Written problem:
What follows is a set of records, each of which is to be written out exactly.

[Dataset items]
⟨
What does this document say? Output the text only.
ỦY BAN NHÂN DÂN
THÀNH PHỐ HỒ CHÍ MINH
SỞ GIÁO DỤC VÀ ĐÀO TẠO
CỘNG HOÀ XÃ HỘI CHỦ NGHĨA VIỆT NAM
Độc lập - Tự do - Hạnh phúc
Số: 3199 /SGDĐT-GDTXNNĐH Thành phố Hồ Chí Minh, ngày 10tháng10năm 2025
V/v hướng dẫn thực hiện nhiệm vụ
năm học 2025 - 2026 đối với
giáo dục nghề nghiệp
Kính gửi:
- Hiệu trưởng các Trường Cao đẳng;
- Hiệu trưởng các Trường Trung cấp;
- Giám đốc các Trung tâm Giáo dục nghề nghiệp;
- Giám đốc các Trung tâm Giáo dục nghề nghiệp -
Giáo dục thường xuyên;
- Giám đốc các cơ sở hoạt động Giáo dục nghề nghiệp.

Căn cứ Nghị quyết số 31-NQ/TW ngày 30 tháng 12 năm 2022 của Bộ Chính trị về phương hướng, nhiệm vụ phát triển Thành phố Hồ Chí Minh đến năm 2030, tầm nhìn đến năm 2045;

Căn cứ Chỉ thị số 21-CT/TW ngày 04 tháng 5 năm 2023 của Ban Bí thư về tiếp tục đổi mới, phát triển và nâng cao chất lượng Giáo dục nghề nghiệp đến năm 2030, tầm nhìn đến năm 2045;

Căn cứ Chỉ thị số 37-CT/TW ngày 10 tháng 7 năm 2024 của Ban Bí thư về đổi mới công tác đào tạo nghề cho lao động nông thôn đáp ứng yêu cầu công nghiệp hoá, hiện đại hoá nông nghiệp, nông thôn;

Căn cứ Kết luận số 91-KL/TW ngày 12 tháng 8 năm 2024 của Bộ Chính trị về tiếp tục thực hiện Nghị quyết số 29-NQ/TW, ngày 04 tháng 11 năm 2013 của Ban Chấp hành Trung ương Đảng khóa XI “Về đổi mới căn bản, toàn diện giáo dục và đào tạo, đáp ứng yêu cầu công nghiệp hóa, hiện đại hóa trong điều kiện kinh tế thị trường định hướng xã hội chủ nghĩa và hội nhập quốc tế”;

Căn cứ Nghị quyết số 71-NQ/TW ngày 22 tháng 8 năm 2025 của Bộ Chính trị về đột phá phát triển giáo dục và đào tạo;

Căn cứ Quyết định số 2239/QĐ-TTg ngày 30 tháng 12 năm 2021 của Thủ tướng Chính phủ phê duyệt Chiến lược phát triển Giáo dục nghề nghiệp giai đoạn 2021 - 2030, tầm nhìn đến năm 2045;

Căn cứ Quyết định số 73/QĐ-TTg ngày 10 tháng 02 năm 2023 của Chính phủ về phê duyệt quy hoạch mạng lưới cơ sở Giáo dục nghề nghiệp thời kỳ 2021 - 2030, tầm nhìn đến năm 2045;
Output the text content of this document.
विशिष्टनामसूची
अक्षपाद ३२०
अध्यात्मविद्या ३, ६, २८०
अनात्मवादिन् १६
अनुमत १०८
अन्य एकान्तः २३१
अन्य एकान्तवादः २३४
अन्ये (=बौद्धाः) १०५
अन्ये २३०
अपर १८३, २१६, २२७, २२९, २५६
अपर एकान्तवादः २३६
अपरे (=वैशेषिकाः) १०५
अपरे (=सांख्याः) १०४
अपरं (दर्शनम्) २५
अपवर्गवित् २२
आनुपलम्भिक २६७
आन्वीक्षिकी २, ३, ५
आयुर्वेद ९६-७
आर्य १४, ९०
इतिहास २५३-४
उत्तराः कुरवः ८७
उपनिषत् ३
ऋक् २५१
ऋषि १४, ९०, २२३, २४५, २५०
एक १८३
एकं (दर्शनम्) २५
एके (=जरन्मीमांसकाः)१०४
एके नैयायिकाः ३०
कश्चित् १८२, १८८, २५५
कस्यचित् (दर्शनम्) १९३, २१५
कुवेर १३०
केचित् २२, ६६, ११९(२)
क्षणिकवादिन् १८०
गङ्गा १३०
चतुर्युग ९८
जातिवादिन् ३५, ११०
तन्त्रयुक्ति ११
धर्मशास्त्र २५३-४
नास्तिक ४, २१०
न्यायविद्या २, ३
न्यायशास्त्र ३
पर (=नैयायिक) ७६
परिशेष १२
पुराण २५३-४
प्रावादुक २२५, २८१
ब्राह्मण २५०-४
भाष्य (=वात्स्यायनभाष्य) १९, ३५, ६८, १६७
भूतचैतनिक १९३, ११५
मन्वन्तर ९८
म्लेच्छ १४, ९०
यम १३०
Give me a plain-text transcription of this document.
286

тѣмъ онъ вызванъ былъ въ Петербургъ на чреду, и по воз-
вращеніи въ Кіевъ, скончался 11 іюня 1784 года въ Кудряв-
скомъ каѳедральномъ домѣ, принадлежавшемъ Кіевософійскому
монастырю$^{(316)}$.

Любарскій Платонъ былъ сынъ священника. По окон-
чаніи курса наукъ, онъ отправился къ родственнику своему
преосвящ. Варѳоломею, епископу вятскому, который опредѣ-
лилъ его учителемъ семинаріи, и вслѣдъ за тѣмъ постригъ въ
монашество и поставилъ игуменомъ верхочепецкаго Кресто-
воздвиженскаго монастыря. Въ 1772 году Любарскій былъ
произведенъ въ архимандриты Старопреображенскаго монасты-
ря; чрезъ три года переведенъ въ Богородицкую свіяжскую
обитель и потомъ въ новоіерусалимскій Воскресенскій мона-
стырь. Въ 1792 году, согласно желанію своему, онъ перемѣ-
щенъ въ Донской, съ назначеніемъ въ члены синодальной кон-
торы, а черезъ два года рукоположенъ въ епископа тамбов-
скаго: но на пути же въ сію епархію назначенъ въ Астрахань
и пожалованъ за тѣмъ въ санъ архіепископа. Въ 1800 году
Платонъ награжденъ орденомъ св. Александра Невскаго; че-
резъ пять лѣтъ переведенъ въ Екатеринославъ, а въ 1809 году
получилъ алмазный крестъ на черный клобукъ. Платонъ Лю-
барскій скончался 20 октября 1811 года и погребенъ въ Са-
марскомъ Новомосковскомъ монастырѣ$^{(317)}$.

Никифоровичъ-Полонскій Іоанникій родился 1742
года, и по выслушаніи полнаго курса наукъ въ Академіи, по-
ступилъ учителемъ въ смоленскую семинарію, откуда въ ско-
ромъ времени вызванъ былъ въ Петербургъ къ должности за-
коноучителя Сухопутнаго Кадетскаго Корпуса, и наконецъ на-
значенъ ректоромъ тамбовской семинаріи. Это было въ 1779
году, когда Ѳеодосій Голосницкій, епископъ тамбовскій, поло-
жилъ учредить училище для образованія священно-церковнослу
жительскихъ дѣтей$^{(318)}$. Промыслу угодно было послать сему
⟩
Exercise output:
What does this document say? Output the text only.
ỦY BAN NHÂN DÂN
THÀNH PHỐ HỒ CHÍ MINH
SỞ GIÁO DỤC VÀ ĐÀO TẠO
CỘNG HOÀ XÃ HỘI CHỦ NGHĨA VIỆT NAM
Độc lập - Tự do - Hạnh phúc
Số: 3199 /SGDĐT-GDTXNNĐH Thành phố Hồ Chí Minh, ngày 10tháng10năm 2025
V/v hướng dẫn thực hiện nhiệm vụ
năm học 2025 - 2026 đối với
giáo dục nghề nghiệp
Kính gửi:
- Hiệu trưởng các Trường Cao đẳng;
- Hiệu trưởng các Trường Trung cấp;
- Giám đốc các Trung tâm Giáo dục nghề nghiệp;
- Giám đốc các Trung tâm Giáo dục nghề nghiệp -
Giáo dục thường xuyên;
- Giám đốc các cơ sở hoạt động Giáo dục nghề nghiệp.

Căn cứ Nghị quyết số 31-NQ/TW ngày 30 tháng 12 năm 2022 của Bộ Chính trị về phương hướng, nhiệm vụ phát triển Thành phố Hồ Chí Minh đến năm 2030, tầm nhìn đến năm 2045;

Căn cứ Chỉ thị số 21-CT/TW ngày 04 tháng 5 năm 2023 của Ban Bí thư về tiếp tục đổi mới, phát triển và nâng cao chất lượng Giáo dục nghề nghiệp đến năm 2030, tầm nhìn đến năm 2045;

Căn cứ Chỉ thị số 37-CT/TW ngày 10 tháng 7 năm 2024 của Ban Bí thư về đổi mới công tác đào tạo nghề cho lao động nông thôn đáp ứng yêu cầu công nghiệp hoá, hiện đại hoá nông nghiệp, nông thôn;

Căn cứ Kết luận số 91-KL/TW ngày 12 tháng 8 năm 2024 của Bộ Chính trị về tiếp tục thực hiện Nghị quyết số 29-NQ/TW, ngày 04 tháng 11 năm 2013 của Ban Chấp hành Trung ương Đảng khóa XI “Về đổi mới căn bản, toàn diện giáo dục và đào tạo, đáp ứng yêu cầu công nghiệp hóa, hiện đại hóa trong điều kiện kinh tế thị trường định hướng xã hội chủ nghĩa và hội nhập quốc tế”;

Căn cứ Nghị quyết số 71-NQ/TW ngày 22 tháng 8 năm 2025 của Bộ Chính trị về đột phá phát triển giáo dục và đào tạo;

Căn cứ Quyết định số 2239/QĐ-TTg ngày 30 tháng 12 năm 2021 của Thủ tướng Chính phủ phê duyệt Chiến lược phát triển Giáo dục nghề nghiệp giai đoạn 2021 - 2030, tầm nhìn đến năm 2045;

Căn cứ Quyết định số 73/QĐ-TTg ngày 10 tháng 02 năm 2023 của Chính phủ về phê duyệt quy hoạch mạng lưới cơ sở Giáo dục nghề nghiệp thời kỳ 2021 - 2030, tầm nhìn đến năm 2045;
Output the text content of this document.
विशिष्टनामसूची
अक्षपाद ३२०
अध्यात्मविद्या ३, ६, २८०
अनात्मवादिन् १६
अनुमत १०८
अन्य एकान्तः २३१
अन्य एकान्तवादः २३४
अन्ये (=बौद्धाः) १०५
अन्ये २३०
अपर १८३, २१६, २२७, २२९, २५६
अपर एकान्तवादः २३६
अपरे (=वैशेषिकाः) १०५
अपरे (=सांख्याः) १०४
अपरं (दर्शनम्) २५
अपवर्गवित् २२
आनुपलम्भिक २६७
आन्वीक्षिकी २, ३, ५
आयुर्वेद ९६-७
आर्य १४, ९०
इतिहास २५३-४
उत्तराः कुरवः ८७
उपनिषत् ३
ऋक् २५१
ऋषि १४, ९०, २२३, २४५, २५०
एक १८३
एकं (दर्शनम्) २५
एके (=जरन्मीमांसकाः)१०४
एके नैयायिकाः ३०
कश्चित् १८२, १८८, २५५
कस्यचित् (दर्शनम्) १९३, २१५
कुवेर १३०
केचित् २२, ६६, ११९(२)
क्षणिकवादिन् १८०
गङ्गा १३०
चतुर्युग ९८
जातिवादिन् ३५, ११०
तन्त्रयुक्ति ११
धर्मशास्त्र २५३-४
नास्तिक ४, २१०
न्यायविद्या २, ३
न्यायशास्त्र ३
पर (=नैयायिक) ७६
परिशेष १२
पुराण २५३-४
प्रावादुक २२५, २८१
ब्राह्मण २५०-४
भाष्य (=वात्स्यायनभाष्य) १९, ३५, ६८, १६७
भूतचैतनिक १९३, ११५
मन्वन्तर ९८
म्लेच्छ १४, ९०
यम १३०
Give me a plain-text transcription of this document.
286

тѣмъ онъ вызванъ былъ въ Петербургъ на чреду, и по воз-
вращеніи въ Кіевъ, скончался 11 іюня 1784 года въ Кудряв-
скомъ каѳедральномъ домѣ, принадлежавшемъ Кіевософійскому
монастырю$^{(316)}$.

Любарскій Платонъ былъ сынъ священника. По окон-
чаніи курса наукъ, онъ отправился къ родственнику своему
преосвящ. Варѳоломею, епископу вятскому, который опредѣ-
лилъ его учителемъ семинаріи, и вслѣдъ за тѣмъ постригъ въ
монашество и поставилъ игуменомъ верхочепецкаго Кресто-
воздвиженскаго монастыря. Въ 1772 году Любарскій былъ
произведенъ въ архимандриты Старопреображенскаго монасты-
ря; чрезъ три года переведенъ въ Богородицкую свіяжскую
обитель и потомъ въ новоіерусалимскій Воскресенскій мона-
стырь. Въ 1792 году, согласно желанію своему, онъ перемѣ-
щенъ въ Донской, съ назначеніемъ въ члены синодальной кон-
торы, а черезъ два года рукоположенъ въ епископа тамбов-
скаго: но на пути же въ сію епархію назначенъ въ Астрахань
и пожалованъ за тѣмъ въ санъ архіепископа. Въ 1800 году
Платонъ награжденъ орденомъ св. Александра Невскаго; че-
резъ пять лѣтъ переведенъ въ Екатеринославъ, а въ 1809 году
получилъ алмазный крестъ на черный клобукъ. Платонъ Лю-
барскій скончался 20 октября 1811 года и погребенъ въ Са-
марскомъ Новомосковскомъ монастырѣ$^{(317)}$.

Никифоровичъ-Полонскій Іоанникій родился 1742
года, и по выслушаніи полнаго курса наукъ въ Академіи, по-
ступилъ учителемъ въ смоленскую семинарію, откуда въ ско-
ромъ времени вызванъ былъ въ Петербургъ къ должности за-
коноучителя Сухопутнаго Кадетскаго Корпуса, и наконецъ на-
значенъ ректоромъ тамбовской семинаріи. Это было въ 1779
году, когда Ѳеодосій Голосницкій, епископъ тамбовскій, поло-
жилъ учредить училище для образованія священно-церковнослу
жительскихъ дѣтей$^{(318)}$. Промыслу угодно было послать сему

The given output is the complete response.